Identify all lines in the data containing the string "River". Copy them out.
##### Input data
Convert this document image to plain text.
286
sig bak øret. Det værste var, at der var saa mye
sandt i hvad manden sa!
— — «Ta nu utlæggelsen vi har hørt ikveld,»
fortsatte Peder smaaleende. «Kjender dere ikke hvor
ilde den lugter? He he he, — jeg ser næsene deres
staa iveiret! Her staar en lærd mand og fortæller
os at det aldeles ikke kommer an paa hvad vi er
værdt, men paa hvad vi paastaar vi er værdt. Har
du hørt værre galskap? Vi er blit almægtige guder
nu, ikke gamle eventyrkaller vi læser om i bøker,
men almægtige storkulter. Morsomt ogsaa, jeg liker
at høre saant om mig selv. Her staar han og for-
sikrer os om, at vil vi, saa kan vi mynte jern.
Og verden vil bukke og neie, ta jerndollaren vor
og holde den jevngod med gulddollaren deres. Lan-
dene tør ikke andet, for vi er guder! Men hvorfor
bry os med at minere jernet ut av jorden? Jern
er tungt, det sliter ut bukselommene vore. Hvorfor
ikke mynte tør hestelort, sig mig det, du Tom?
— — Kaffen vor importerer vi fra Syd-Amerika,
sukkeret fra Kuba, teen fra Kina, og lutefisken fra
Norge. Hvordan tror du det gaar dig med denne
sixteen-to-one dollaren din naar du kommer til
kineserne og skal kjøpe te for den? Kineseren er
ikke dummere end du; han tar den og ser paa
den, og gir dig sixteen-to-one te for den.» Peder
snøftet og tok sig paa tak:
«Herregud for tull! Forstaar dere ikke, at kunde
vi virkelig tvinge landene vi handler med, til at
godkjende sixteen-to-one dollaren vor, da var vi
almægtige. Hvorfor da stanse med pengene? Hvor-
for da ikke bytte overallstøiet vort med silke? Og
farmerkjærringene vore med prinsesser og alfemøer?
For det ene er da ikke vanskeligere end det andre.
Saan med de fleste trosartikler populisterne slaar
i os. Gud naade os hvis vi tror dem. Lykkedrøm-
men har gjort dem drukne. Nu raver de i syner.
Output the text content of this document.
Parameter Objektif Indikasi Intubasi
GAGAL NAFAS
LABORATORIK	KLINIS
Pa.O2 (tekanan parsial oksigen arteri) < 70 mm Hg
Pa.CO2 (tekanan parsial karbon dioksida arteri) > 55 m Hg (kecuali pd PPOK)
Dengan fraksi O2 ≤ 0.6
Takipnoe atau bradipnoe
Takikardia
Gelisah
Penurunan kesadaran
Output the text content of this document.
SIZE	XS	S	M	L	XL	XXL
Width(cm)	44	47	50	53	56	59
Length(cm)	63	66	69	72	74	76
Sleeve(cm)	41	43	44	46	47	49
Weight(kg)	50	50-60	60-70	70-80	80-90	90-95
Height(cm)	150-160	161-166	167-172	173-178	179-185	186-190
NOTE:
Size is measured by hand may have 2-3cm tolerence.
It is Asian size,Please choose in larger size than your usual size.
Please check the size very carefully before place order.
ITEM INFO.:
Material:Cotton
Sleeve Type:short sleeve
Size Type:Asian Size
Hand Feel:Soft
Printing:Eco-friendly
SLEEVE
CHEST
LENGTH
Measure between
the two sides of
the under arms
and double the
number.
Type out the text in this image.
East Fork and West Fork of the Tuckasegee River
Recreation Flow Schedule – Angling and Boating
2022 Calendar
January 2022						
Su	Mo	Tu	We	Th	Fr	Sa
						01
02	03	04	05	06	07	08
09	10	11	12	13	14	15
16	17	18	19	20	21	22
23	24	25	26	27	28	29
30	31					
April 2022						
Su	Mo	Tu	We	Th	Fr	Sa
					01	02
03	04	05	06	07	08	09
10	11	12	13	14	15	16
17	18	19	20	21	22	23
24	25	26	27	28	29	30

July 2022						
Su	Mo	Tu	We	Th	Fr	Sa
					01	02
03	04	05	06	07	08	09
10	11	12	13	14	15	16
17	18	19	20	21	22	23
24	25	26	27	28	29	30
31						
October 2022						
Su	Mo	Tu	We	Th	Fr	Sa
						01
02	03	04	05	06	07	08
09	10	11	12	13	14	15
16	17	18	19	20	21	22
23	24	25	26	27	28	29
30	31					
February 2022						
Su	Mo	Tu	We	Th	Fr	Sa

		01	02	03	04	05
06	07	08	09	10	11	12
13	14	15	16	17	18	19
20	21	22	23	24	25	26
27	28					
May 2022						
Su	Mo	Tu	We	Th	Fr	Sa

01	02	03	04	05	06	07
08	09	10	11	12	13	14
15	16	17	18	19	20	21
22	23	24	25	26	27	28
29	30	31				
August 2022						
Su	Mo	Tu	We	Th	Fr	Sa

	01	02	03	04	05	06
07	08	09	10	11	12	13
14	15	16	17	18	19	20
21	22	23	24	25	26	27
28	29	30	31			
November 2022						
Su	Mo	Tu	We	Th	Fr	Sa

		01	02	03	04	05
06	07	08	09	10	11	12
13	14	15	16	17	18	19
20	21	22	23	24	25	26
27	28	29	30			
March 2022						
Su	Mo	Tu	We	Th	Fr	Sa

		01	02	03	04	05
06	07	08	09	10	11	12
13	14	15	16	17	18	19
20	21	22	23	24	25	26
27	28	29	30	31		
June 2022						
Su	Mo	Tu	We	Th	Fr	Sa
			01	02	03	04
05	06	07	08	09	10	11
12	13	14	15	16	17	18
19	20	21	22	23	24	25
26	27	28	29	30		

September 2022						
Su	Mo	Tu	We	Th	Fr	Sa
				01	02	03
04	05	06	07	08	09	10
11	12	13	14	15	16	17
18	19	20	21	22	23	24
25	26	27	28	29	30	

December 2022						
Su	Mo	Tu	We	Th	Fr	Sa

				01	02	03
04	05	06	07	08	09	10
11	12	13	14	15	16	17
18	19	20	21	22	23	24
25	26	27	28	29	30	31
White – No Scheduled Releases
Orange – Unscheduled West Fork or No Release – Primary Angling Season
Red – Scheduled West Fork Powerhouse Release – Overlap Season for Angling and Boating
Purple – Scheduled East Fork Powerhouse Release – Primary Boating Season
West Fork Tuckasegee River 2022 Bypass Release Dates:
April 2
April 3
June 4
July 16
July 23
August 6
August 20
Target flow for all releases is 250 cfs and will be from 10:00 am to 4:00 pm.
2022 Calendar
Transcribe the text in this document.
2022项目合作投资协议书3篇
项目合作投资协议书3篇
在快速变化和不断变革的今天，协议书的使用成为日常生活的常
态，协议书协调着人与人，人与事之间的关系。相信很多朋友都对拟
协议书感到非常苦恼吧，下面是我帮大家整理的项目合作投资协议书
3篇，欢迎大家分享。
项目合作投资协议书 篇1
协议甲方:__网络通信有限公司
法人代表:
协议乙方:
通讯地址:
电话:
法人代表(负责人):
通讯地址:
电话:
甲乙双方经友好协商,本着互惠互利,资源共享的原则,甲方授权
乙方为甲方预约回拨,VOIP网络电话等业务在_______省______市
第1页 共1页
##########
▶ _Written answer_
East Fork and West Fork of the Tuckasegee River
West Fork Tuckasegee River 2022 Bypass Release Dates:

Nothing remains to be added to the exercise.